### Goal
The data below must be copied in full and without any change.

(Extracted records)
++++
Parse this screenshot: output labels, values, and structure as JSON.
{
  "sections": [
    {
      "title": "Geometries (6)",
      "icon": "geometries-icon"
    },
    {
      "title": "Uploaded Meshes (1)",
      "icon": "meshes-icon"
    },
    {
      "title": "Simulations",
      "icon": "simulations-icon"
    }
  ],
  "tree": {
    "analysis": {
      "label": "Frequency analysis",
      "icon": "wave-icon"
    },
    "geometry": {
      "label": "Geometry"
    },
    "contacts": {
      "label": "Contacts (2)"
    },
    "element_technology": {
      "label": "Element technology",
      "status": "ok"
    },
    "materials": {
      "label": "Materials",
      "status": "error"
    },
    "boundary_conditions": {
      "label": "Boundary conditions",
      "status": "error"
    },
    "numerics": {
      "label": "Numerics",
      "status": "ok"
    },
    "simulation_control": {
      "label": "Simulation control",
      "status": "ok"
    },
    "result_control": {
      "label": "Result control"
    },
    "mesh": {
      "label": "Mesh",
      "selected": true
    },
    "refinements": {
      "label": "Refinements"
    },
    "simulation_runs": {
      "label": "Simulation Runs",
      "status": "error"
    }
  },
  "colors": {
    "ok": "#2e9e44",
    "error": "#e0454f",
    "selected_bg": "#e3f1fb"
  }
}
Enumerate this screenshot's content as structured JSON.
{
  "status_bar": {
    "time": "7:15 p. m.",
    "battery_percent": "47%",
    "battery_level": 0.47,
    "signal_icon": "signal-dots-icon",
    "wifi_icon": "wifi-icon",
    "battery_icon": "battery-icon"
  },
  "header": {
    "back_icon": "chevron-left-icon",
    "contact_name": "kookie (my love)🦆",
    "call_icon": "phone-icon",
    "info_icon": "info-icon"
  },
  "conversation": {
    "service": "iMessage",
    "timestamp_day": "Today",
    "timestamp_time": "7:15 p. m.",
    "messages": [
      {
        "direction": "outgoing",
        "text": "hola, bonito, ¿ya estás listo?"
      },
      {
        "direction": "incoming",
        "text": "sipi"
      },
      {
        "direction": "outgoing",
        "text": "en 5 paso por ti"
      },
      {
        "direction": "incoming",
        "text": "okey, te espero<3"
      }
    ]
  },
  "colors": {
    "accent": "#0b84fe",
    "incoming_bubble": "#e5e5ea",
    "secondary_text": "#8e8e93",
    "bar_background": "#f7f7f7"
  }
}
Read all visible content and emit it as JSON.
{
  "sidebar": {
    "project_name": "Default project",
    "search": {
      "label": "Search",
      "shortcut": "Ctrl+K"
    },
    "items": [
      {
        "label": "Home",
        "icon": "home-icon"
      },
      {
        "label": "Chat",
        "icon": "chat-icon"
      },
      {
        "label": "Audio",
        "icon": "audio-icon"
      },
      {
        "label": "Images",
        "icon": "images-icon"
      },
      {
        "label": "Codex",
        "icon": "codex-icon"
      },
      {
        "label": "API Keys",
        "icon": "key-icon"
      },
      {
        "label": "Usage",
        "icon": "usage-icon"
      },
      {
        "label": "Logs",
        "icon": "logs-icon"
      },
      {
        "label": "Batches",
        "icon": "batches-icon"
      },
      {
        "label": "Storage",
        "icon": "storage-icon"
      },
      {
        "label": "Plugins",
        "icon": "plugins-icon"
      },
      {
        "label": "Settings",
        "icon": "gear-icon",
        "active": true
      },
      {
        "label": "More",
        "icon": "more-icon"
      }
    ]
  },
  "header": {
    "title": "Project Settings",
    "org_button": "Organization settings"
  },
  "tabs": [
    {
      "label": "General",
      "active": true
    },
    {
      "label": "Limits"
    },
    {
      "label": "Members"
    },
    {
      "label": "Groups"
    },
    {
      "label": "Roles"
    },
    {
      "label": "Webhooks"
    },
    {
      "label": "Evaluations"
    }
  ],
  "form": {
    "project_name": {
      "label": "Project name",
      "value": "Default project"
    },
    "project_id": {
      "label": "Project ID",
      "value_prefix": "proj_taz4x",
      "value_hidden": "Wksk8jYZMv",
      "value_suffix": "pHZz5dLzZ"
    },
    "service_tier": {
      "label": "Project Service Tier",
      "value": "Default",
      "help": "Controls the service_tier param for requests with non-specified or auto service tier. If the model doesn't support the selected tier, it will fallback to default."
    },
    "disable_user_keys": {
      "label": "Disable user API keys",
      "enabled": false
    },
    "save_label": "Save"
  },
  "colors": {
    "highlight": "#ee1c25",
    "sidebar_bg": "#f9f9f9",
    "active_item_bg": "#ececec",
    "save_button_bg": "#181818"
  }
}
++++
### Final result
Parse this screenshot: output labels, values, and structure as JSON.
{
  "sections": [
    {
      "title": "Geometries (6)",
      "icon": "geometries-icon"
    },
    {
      "title": "Uploaded Meshes (1)",
      "icon": "meshes-icon"
    },
    {
      "title": "Simulations",
      "icon": "simulations-icon"
    }
  ],
  "tree": {
    "analysis": {
      "label": "Frequency analysis",
      "icon": "wave-icon"
    },
    "geometry": {
      "label": "Geometry"
    },
    "contacts": {
      "label": "Contacts (2)"
    },
    "element_technology": {
      "label": "Element technology",
      "status": "ok"
    },
    "materials": {
      "label": "Materials",
      "status": "error"
    },
    "boundary_conditions": {
      "label": "Boundary conditions",
      "status": "error"
    },
    "numerics": {
      "label": "Numerics",
      "status": "ok"
    },
    "simulation_control": {
      "label": "Simulation control",
      "status": "ok"
    },
    "result_control": {
      "label": "Result control"
    },
    "mesh": {
      "label": "Mesh",
      "selected": true
    },
    "refinements": {
      "label": "Refinements"
    },
    "simulation_runs": {
      "label": "Simulation Runs",
      "status": "error"
    }
  },
  "colors": {
    "ok": "#2e9e44",
    "error": "#e0454f",
    "selected_bg": "#e3f1fb"
  }
}
Enumerate this screenshot's content as structured JSON.
{
  "status_bar": {
    "time": "7:15 p. m.",
    "battery_percent": "47%",
    "battery_level": 0.47,
    "signal_icon": "signal-dots-icon",
    "wifi_icon": "wifi-icon",
    "battery_icon": "battery-icon"
  },
  "header": {
    "back_icon": "chevron-left-icon",
    "contact_name": "kookie (my love)🦆",
    "call_icon": "phone-icon",
    "info_icon": "info-icon"
  },
  "conversation": {
    "service": "iMessage",
    "timestamp_day": "Today",
    "timestamp_time": "7:15 p. m.",
    "messages": [
      {
        "direction": "outgoing",
        "text": "hola, bonito, ¿ya estás listo?"
      },
      {
        "direction": "incoming",
        "text": "sipi"
      },
      {
        "direction": "outgoing",
        "text": "en 5 paso por ti"
      },
      {
        "direction": "incoming",
        "text": "okey, te espero<3"
      }
    ]
  },
  "colors": {
    "accent": "#0b84fe",
    "incoming_bubble": "#e5e5ea",
    "secondary_text": "#8e8e93",
    "bar_background": "#f7f7f7"
  }
}
Read all visible content and emit it as JSON.
{
  "sidebar": {
    "project_name": "Default project",
    "search": {
      "label": "Search",
      "shortcut": "Ctrl+K"
    },
    "items": [
      {
        "label": "Home",
        "icon": "home-icon"
      },
      {
        "label": "Chat",
        "icon": "chat-icon"
      },
      {
        "label": "Audio",
        "icon": "audio-icon"
      },
      {
        "label": "Images",
        "icon": "images-icon"
      },
      {
        "label": "Codex",
        "icon": "codex-icon"
      },
      {
        "label": "API Keys",
        "icon": "key-icon"
      },
      {
        "label": "Usage",
        "icon": "usage-icon"
      },
      {
        "label": "Logs",
        "icon": "logs-icon"
      },
      {
        "label": "Batches",
        "icon": "batches-icon"
      },
      {
        "label": "Storage",
        "icon": "storage-icon"
      },
      {
        "label": "Plugins",
        "icon": "plugins-icon"
      },
      {
        "label": "Settings",
        "icon": "gear-icon",
        "active": true
      },
      {
        "label": "More",
        "icon": "more-icon"
      }
    ]
  },
  "header": {
    "title": "Project Settings",
    "org_button": "Organization settings"
  },
  "tabs": [
    {
      "label": "General",
      "active": true
    },
    {
      "label": "Limits"
    },
    {
      "label": "Members"
    },
    {
      "label": "Groups"
    },
    {
      "label": "Roles"
    },
    {
      "label": "Webhooks"
    },
    {
      "label": "Evaluations"
    }
  ],
  "form": {
    "project_name": {
      "label": "Project name",
      "value": "Default project"
    },
    "project_id": {
      "label": "Project ID",
      "value_prefix": "proj_taz4x",
      "value_hidden": "Wksk8jYZMv",
      "value_suffix": "pHZz5dLzZ"
    },
    "service_tier": {
      "label": "Project Service Tier",
      "value": "Default",
      "help": "Controls the service_tier param for requests with non-specified or auto service tier. If the model doesn't support the selected tier, it will fallback to default."
    },
    "disable_user_keys": {
      "label": "Disable user API keys",
      "enabled": false
    },
    "save_label": "Save"
  },
  "colors": {
    "highlight": "#ee1c25",
    "sidebar_bg": "#f9f9f9",
    "active_item_bg": "#ececec",
    "save_button_bg": "#181818"
  }
}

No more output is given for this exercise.